== RECORDS FOR THE TASK ==
* START *

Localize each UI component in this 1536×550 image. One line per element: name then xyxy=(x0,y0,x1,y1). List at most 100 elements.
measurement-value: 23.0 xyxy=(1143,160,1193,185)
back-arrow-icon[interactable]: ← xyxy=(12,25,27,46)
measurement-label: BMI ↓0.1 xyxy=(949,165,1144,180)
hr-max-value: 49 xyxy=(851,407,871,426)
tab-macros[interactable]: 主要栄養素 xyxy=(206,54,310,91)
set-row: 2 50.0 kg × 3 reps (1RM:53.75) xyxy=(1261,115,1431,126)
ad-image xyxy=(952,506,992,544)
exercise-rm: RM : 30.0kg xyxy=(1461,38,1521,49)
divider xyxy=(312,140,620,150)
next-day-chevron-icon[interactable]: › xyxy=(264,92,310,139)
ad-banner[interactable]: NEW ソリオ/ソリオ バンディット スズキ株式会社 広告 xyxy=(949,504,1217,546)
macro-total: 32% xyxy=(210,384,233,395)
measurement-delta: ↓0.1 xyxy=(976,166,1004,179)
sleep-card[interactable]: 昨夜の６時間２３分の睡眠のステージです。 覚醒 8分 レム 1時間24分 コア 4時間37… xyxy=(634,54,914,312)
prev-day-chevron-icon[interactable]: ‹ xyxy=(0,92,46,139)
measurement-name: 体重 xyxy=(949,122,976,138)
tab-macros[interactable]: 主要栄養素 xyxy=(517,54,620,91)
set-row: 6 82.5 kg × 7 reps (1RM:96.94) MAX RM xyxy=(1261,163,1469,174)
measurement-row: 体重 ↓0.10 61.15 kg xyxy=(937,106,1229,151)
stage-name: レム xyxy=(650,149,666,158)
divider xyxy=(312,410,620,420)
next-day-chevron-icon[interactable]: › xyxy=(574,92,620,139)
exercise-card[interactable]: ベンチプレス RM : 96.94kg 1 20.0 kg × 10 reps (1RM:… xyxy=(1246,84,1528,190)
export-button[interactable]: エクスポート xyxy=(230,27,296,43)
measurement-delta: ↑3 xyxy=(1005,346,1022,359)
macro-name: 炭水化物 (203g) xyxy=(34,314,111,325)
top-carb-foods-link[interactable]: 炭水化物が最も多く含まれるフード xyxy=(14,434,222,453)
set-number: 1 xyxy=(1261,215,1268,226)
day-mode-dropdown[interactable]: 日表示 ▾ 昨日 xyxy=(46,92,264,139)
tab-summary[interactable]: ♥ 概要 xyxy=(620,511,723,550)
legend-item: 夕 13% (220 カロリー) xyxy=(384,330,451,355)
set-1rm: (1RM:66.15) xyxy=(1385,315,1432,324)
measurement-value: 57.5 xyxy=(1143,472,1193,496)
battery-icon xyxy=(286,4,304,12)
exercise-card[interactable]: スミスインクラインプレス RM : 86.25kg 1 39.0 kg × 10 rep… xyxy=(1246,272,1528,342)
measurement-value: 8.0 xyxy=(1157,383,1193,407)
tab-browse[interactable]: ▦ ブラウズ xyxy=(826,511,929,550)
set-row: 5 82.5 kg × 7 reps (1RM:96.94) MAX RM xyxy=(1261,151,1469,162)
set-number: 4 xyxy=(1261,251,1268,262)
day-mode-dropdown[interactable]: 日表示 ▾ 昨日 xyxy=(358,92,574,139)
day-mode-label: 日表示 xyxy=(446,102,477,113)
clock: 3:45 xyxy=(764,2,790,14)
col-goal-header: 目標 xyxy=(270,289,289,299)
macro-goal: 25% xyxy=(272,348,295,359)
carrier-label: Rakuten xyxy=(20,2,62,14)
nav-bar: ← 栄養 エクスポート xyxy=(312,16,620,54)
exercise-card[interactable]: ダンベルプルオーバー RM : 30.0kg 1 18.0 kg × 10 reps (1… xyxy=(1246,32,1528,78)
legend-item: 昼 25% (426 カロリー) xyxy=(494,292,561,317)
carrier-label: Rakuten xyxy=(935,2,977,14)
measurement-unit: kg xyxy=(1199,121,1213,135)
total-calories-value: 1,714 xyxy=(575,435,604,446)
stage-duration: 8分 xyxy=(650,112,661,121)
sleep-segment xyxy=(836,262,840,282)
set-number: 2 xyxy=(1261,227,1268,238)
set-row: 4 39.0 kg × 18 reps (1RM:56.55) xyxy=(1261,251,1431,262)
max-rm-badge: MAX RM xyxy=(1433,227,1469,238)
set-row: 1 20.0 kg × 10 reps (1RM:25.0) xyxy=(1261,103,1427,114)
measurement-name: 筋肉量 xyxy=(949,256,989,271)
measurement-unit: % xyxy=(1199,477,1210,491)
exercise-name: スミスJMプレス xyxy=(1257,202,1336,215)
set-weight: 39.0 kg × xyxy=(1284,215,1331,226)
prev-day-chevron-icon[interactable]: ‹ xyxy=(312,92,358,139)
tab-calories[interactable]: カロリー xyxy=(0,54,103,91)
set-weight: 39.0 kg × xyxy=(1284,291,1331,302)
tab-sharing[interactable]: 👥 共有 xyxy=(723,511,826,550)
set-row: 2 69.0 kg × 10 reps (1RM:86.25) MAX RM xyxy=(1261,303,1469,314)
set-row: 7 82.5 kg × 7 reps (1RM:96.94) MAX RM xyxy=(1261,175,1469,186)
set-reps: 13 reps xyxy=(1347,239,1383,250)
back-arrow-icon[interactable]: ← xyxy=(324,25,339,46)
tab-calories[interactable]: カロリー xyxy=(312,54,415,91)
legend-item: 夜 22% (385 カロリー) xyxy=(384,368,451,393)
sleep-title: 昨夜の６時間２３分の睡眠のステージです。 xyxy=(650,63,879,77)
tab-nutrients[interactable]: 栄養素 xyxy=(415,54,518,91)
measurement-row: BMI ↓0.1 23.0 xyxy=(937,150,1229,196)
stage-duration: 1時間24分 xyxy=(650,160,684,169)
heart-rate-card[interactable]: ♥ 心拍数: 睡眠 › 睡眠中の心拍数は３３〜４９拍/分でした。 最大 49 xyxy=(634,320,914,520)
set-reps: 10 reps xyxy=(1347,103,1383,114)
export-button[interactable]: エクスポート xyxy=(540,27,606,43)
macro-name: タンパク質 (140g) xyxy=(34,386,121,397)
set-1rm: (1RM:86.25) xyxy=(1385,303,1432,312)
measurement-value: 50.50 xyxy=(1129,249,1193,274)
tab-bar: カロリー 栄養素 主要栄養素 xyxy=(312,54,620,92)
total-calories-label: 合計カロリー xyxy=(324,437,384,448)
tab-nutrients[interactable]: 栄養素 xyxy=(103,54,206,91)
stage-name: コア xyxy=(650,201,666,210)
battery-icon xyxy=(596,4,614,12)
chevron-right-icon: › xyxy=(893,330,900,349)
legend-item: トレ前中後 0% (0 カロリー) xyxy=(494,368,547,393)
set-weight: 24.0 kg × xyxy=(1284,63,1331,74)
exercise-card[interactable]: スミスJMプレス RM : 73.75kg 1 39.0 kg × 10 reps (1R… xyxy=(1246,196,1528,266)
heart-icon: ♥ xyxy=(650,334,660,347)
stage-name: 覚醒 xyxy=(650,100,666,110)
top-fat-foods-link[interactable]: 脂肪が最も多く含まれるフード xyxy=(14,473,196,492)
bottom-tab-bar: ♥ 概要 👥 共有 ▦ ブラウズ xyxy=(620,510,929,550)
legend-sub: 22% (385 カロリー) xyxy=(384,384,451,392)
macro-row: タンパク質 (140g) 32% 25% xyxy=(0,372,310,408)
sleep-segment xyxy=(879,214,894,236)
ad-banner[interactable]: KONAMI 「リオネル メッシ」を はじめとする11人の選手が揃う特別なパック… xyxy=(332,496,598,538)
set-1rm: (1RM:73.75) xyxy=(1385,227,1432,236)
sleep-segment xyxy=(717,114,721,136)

* END *
* START *

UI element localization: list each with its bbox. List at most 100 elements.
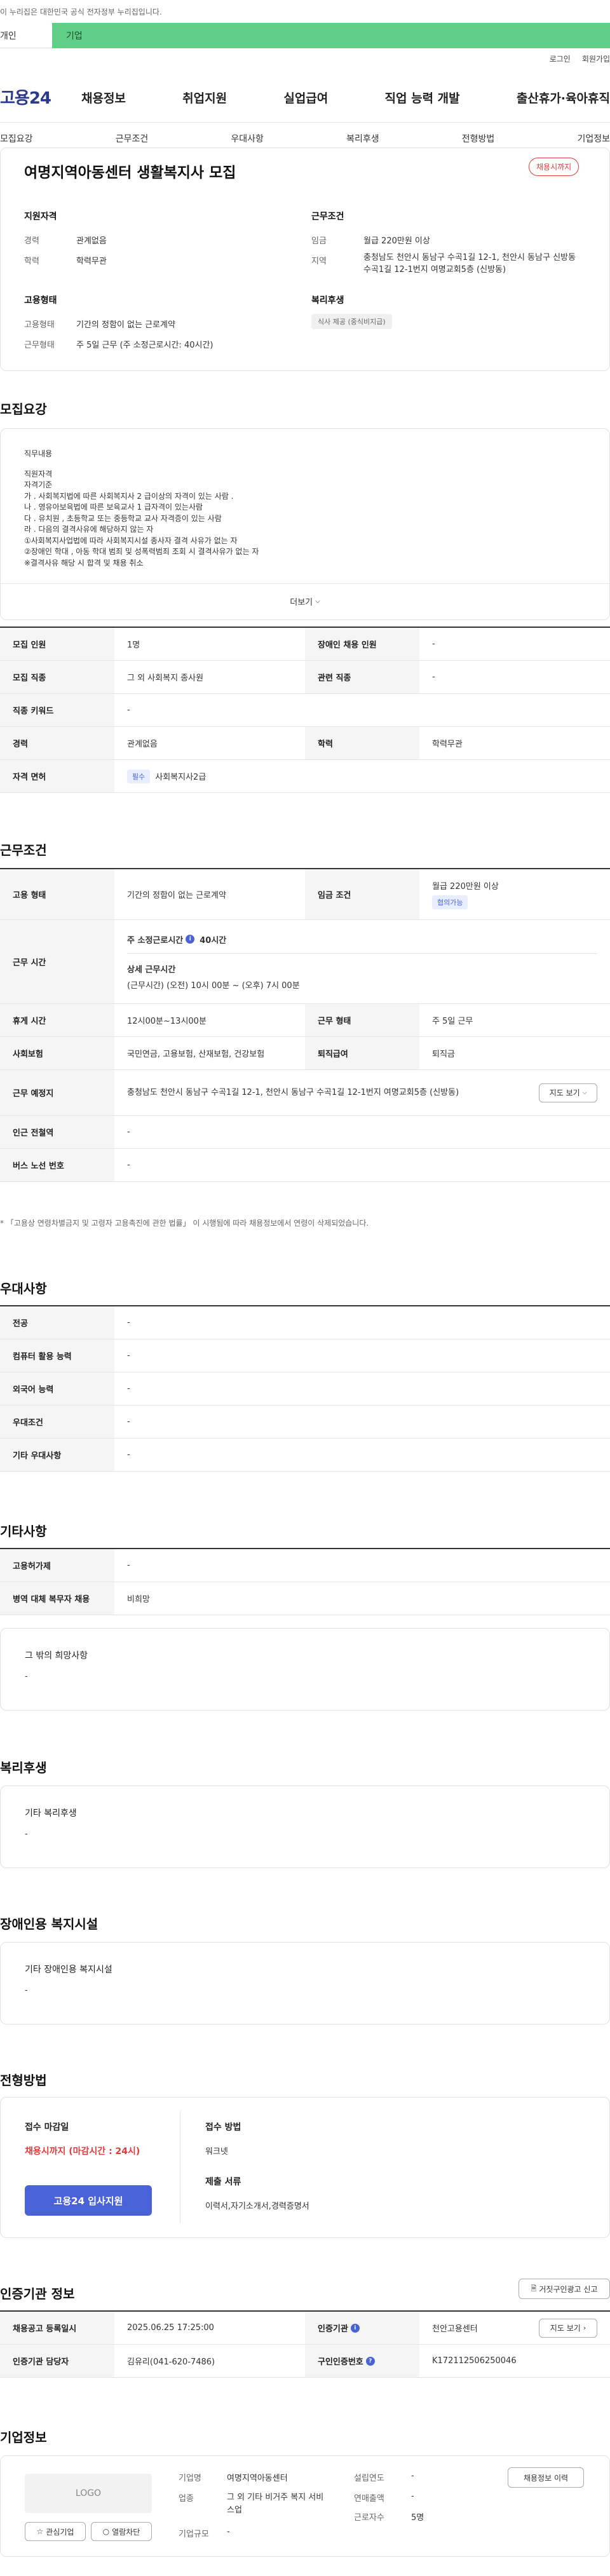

* END *

== TASK INSTRUCTIONS ==
Reproduce the lines above verbatim, starting with the line containing "Localize each UI" and continuing through the line containing "sleep-card[interactable]: 昨夜の６時間２３分の睡眠のステージです。 覚醒".

== WRITTEN ANSWER ==
Localize each UI component in this 1536×550 image. One line per element: name then xyxy=(x0,y0,x1,y1). List at most 100 elements.
measurement-value: 23.0 xyxy=(1143,160,1193,185)
back-arrow-icon[interactable]: ← xyxy=(12,25,27,46)
measurement-label: BMI ↓0.1 xyxy=(949,165,1144,180)
hr-max-value: 49 xyxy=(851,407,871,426)
tab-macros[interactable]: 主要栄養素 xyxy=(206,54,310,91)
set-row: 2 50.0 kg × 3 reps (1RM:53.75) xyxy=(1261,115,1431,126)
ad-image xyxy=(952,506,992,544)
exercise-rm: RM : 30.0kg xyxy=(1461,38,1521,49)
divider xyxy=(312,140,620,150)
next-day-chevron-icon[interactable]: › xyxy=(264,92,310,139)
ad-banner[interactable]: NEW ソリオ/ソリオ バンディット スズキ株式会社 広告 xyxy=(949,504,1217,546)
macro-total: 32% xyxy=(210,384,233,395)
measurement-delta: ↓0.1 xyxy=(976,166,1004,179)
sleep-card[interactable]: 昨夜の６時間２３分の睡眠のステージです。 覚醒 8分 レム 1時間24分 コア 4時間37… xyxy=(634,54,914,312)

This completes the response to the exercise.